(Saved entries)
------------------------------------------------

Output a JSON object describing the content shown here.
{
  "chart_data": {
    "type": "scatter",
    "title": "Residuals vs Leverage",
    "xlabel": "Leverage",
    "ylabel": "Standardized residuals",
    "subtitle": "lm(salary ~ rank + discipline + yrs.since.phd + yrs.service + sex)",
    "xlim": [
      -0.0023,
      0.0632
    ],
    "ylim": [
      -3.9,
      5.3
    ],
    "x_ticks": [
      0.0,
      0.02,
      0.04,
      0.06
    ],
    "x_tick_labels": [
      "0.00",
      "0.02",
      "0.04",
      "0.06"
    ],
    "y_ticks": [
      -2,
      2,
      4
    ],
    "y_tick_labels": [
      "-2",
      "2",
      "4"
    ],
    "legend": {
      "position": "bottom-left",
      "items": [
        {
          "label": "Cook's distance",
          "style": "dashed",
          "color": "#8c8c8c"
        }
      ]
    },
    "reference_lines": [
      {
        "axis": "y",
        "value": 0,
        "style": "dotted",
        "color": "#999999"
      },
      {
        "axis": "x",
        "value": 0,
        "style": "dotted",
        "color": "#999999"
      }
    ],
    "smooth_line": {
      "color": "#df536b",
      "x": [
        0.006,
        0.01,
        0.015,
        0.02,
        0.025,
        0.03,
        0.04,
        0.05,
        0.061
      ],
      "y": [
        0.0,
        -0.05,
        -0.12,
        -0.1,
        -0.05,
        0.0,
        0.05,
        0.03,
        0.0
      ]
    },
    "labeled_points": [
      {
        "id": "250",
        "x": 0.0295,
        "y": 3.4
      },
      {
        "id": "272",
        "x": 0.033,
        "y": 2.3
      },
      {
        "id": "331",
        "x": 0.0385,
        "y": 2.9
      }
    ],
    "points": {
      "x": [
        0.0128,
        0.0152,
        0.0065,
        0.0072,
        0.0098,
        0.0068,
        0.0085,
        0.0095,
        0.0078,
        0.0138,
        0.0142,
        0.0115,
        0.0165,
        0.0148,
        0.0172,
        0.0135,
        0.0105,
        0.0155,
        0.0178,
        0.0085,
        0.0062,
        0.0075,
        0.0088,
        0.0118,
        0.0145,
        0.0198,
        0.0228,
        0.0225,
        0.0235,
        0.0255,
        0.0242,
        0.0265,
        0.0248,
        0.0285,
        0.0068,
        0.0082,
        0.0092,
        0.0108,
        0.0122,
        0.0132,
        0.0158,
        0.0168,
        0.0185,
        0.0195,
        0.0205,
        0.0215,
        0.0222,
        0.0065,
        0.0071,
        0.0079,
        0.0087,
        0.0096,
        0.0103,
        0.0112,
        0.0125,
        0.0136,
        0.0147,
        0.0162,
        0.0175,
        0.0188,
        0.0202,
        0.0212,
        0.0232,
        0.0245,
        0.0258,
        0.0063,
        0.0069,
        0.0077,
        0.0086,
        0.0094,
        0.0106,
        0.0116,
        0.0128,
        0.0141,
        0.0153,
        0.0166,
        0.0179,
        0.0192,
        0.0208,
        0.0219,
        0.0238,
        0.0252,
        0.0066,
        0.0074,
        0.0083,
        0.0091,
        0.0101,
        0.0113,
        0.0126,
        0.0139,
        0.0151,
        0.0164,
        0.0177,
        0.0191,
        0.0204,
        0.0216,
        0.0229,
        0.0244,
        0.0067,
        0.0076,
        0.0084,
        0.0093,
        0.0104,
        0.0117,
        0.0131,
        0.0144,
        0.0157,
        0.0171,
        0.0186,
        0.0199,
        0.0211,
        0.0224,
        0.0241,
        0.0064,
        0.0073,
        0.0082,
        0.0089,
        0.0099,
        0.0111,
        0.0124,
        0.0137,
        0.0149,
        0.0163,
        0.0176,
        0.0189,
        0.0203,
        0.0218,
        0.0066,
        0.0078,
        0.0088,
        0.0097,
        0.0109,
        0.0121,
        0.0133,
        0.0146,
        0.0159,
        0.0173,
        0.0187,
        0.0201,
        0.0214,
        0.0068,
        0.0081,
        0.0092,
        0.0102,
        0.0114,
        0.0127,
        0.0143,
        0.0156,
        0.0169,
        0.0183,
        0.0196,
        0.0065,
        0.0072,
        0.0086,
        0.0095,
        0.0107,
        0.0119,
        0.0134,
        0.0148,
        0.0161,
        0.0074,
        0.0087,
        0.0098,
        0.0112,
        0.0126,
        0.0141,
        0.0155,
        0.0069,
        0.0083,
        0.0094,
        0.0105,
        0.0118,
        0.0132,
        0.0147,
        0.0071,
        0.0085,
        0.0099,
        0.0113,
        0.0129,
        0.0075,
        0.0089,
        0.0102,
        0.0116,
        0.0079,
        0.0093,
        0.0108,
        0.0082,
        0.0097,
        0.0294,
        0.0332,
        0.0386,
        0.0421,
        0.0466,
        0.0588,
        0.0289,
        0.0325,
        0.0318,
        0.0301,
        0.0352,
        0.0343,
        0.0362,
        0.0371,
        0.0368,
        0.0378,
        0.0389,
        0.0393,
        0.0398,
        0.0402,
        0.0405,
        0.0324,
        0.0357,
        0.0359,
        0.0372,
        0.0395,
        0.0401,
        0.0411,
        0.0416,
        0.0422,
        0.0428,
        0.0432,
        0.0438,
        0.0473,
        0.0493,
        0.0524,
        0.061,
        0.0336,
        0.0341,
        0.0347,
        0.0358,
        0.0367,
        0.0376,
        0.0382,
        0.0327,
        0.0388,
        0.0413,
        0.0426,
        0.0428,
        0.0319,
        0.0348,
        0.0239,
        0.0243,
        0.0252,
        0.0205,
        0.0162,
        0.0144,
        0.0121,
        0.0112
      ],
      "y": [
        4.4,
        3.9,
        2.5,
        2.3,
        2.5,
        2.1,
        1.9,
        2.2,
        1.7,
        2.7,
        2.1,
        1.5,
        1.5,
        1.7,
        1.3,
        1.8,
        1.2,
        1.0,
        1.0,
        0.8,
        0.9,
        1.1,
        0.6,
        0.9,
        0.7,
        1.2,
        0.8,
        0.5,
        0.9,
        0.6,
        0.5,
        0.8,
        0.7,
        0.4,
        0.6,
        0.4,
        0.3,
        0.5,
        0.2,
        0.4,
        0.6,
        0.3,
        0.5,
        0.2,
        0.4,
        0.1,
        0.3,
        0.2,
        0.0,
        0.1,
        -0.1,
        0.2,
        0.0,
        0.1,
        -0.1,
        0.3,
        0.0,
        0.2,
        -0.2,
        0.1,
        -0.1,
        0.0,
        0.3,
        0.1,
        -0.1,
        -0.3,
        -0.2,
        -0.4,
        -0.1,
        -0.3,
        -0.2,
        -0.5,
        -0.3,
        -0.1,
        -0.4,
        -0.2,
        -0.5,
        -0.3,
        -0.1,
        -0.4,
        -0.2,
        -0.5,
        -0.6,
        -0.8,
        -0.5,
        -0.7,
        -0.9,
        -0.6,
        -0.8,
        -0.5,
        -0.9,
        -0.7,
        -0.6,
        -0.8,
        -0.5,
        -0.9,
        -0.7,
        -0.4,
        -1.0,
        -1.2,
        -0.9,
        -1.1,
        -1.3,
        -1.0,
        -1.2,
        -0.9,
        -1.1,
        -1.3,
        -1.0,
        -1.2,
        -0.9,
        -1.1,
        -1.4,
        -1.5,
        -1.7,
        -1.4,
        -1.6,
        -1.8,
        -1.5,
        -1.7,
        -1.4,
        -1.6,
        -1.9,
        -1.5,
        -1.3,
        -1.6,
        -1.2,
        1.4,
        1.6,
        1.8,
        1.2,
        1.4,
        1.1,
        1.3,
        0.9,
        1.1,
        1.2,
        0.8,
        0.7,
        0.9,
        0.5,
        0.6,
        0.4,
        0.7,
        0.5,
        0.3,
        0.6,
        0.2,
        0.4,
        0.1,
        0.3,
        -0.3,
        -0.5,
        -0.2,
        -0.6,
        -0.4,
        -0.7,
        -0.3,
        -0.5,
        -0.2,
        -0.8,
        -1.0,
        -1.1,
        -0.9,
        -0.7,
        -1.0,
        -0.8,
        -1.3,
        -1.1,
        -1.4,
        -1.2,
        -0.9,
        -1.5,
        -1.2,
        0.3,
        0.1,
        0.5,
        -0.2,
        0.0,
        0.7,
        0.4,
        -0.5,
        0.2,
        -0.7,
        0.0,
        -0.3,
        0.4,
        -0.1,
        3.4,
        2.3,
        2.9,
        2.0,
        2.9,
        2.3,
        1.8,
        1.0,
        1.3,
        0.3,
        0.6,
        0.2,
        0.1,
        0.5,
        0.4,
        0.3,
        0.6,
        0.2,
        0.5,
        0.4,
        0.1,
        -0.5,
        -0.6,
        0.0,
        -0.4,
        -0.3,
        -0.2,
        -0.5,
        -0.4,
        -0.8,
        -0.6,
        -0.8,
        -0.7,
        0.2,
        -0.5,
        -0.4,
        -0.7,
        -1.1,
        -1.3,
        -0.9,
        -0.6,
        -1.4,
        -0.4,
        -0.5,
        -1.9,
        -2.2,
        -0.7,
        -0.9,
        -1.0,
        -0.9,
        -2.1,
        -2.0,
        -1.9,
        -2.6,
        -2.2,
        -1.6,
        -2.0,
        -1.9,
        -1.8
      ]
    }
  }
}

------------------------------------------------

● What you will do
Show all lines in the entries above where the word "color" appears.

● Task response
          "color": "#8c8c8c"
        "color": "#999999"
        "color": "#999999"
      "color": "#df536b",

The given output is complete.